What is expected. Give only the number of lines in the records that include the string "color".

Source records
────────
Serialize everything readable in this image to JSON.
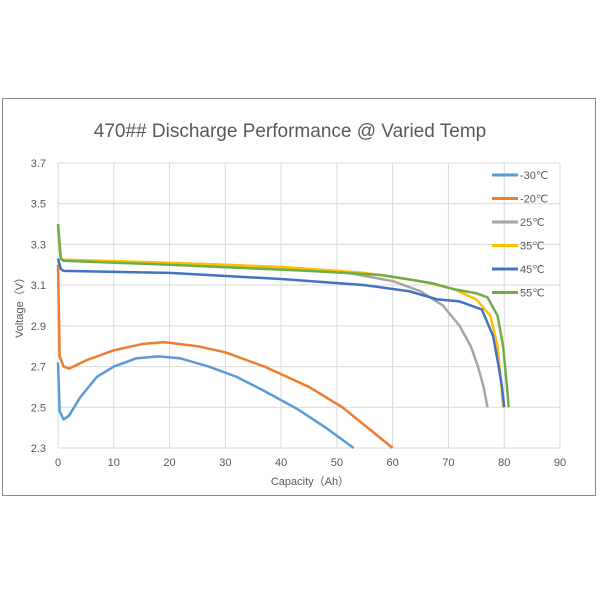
{
  "chart_data": {
    "type": "line",
    "title": "470## Discharge Performance @ Varied Temp",
    "xlabel": "Capacity（Ah）",
    "ylabel": "Voltage（V）",
    "xlim": [
      0,
      90
    ],
    "ylim": [
      2.3,
      3.7
    ],
    "xticks": [
      "0",
      "10",
      "20",
      "30",
      "40",
      "50",
      "60",
      "70",
      "80",
      "90"
    ],
    "yticks": [
      "2.3",
      "2.5",
      "2.7",
      "2.9",
      "3.1",
      "3.3",
      "3.5",
      "3.7"
    ],
    "grid": true,
    "legend_position": "right",
    "series": [
      {
        "name": "-30℃",
        "color": "#5b9bd5",
        "points": [
          [
            0,
            2.72
          ],
          [
            0.3,
            2.48
          ],
          [
            1,
            2.44
          ],
          [
            2,
            2.46
          ],
          [
            4,
            2.55
          ],
          [
            7,
            2.65
          ],
          [
            10,
            2.7
          ],
          [
            14,
            2.74
          ],
          [
            18,
            2.75
          ],
          [
            22,
            2.74
          ],
          [
            27,
            2.7
          ],
          [
            32,
            2.65
          ],
          [
            37,
            2.58
          ],
          [
            43,
            2.49
          ],
          [
            48,
            2.4
          ],
          [
            53,
            2.3
          ]
        ]
      },
      {
        "name": "-20℃",
        "color": "#ed7d31",
        "points": [
          [
            0,
            3.2
          ],
          [
            0.3,
            2.75
          ],
          [
            1,
            2.7
          ],
          [
            2,
            2.69
          ],
          [
            5,
            2.73
          ],
          [
            10,
            2.78
          ],
          [
            15,
            2.81
          ],
          [
            19,
            2.82
          ],
          [
            25,
            2.8
          ],
          [
            30,
            2.77
          ],
          [
            37,
            2.7
          ],
          [
            45,
            2.6
          ],
          [
            51,
            2.5
          ],
          [
            55.5,
            2.4
          ],
          [
            60,
            2.3
          ]
        ]
      },
      {
        "name": "25℃",
        "color": "#a5a5a5",
        "points": [
          [
            0,
            3.4
          ],
          [
            0.5,
            3.23
          ],
          [
            1,
            3.22
          ],
          [
            30,
            3.2
          ],
          [
            50,
            3.17
          ],
          [
            60,
            3.12
          ],
          [
            65,
            3.07
          ],
          [
            69,
            3.0
          ],
          [
            72,
            2.9
          ],
          [
            74,
            2.8
          ],
          [
            75.3,
            2.7
          ],
          [
            76.3,
            2.6
          ],
          [
            77,
            2.5
          ]
        ]
      },
      {
        "name": "35℃",
        "color": "#ffc000",
        "points": [
          [
            0,
            3.38
          ],
          [
            0.5,
            3.23
          ],
          [
            1,
            3.225
          ],
          [
            20,
            3.21
          ],
          [
            40,
            3.19
          ],
          [
            55,
            3.16
          ],
          [
            65,
            3.12
          ],
          [
            71,
            3.08
          ],
          [
            75,
            3.03
          ],
          [
            77.5,
            2.95
          ],
          [
            78.8,
            2.8
          ],
          [
            79.5,
            2.6
          ],
          [
            79.8,
            2.5
          ]
        ]
      },
      {
        "name": "45℃",
        "color": "#4472c4",
        "points": [
          [
            0,
            3.23
          ],
          [
            0.5,
            3.18
          ],
          [
            1,
            3.17
          ],
          [
            20,
            3.16
          ],
          [
            40,
            3.13
          ],
          [
            55,
            3.1
          ],
          [
            63,
            3.07
          ],
          [
            68,
            3.03
          ],
          [
            72,
            3.02
          ],
          [
            76,
            2.98
          ],
          [
            78,
            2.85
          ],
          [
            79,
            2.7
          ],
          [
            79.6,
            2.6
          ],
          [
            80,
            2.5
          ]
        ]
      },
      {
        "name": "55℃",
        "color": "#70ad47",
        "points": [
          [
            0,
            3.4
          ],
          [
            0.5,
            3.23
          ],
          [
            1,
            3.22
          ],
          [
            20,
            3.2
          ],
          [
            45,
            3.17
          ],
          [
            58,
            3.15
          ],
          [
            67,
            3.11
          ],
          [
            71,
            3.08
          ],
          [
            75,
            3.06
          ],
          [
            77,
            3.04
          ],
          [
            78.8,
            2.95
          ],
          [
            79.8,
            2.8
          ],
          [
            80.5,
            2.6
          ],
          [
            80.8,
            2.5
          ]
        ]
      }
    ]
  }
}
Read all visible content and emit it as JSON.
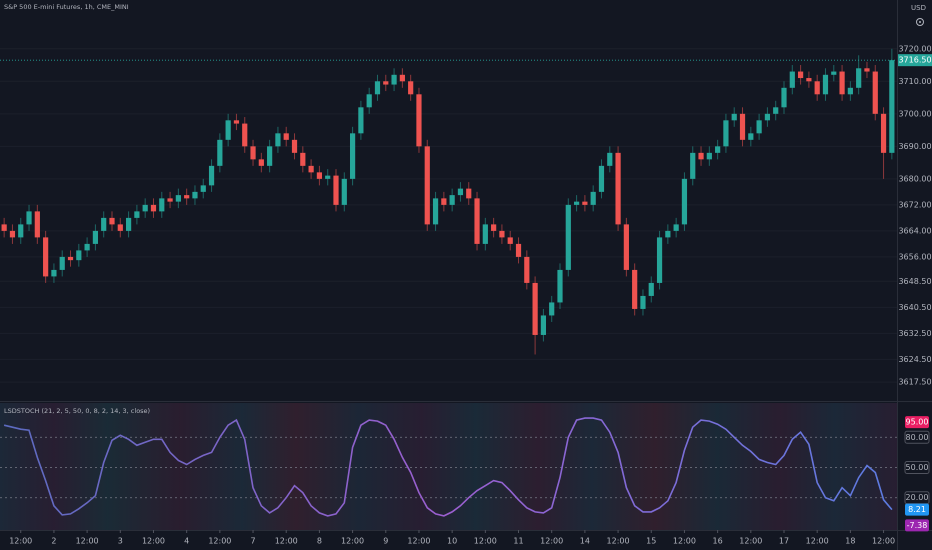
────────
Exercise response. 6